→ **WHAT IS REQUIRED**:
In the following material, identify every line holding the string "已知函数" and return it.

→ **THE INPUT**:
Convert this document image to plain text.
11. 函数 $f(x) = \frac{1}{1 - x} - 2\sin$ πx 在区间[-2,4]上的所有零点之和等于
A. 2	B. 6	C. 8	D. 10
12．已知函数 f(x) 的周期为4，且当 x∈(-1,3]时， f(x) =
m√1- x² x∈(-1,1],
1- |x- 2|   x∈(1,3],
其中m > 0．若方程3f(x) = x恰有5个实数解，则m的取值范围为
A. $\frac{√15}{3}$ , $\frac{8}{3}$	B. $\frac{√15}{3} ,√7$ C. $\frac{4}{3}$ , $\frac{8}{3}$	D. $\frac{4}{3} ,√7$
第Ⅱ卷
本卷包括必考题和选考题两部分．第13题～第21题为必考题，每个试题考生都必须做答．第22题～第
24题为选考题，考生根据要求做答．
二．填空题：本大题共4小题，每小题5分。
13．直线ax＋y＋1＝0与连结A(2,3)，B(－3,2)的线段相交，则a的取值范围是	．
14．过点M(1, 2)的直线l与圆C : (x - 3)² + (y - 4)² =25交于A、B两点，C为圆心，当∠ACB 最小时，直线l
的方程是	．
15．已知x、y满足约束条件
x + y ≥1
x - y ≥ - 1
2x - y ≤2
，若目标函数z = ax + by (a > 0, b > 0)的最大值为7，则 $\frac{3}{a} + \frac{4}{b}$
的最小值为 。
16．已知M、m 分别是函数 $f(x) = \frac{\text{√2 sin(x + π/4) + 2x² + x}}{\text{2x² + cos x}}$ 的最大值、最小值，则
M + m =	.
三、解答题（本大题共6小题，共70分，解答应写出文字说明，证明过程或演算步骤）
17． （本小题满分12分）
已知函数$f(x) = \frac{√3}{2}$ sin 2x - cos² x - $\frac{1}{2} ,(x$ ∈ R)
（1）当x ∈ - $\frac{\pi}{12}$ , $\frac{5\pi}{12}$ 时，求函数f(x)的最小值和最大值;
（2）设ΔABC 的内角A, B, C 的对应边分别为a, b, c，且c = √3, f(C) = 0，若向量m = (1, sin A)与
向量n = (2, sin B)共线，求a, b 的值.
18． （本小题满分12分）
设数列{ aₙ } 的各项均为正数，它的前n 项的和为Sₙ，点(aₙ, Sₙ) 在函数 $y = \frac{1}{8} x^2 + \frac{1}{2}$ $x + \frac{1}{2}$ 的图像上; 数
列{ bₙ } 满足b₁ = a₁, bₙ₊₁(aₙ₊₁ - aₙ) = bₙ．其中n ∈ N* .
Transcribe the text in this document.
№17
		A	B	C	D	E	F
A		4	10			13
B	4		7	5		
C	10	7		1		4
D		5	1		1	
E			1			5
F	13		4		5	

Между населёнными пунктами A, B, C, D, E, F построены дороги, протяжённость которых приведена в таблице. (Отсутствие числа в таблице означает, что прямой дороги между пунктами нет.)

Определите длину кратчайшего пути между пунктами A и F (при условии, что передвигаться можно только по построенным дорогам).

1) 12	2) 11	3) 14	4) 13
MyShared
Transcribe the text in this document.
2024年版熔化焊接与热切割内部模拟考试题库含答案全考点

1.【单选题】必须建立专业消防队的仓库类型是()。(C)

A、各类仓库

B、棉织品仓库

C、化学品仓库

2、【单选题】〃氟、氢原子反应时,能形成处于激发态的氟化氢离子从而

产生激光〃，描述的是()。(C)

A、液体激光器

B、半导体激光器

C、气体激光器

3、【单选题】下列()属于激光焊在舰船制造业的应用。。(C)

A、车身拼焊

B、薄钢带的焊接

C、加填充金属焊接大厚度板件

→ **THE REPLY**:
12．已知函数 f(x) 的周期为4，且当 x∈(-1,3]时， f(x) =
已知函数$f(x) = \frac{√3}{2}$ sin 2x - cos² x - $\frac{1}{2} ,(x$ ∈ R)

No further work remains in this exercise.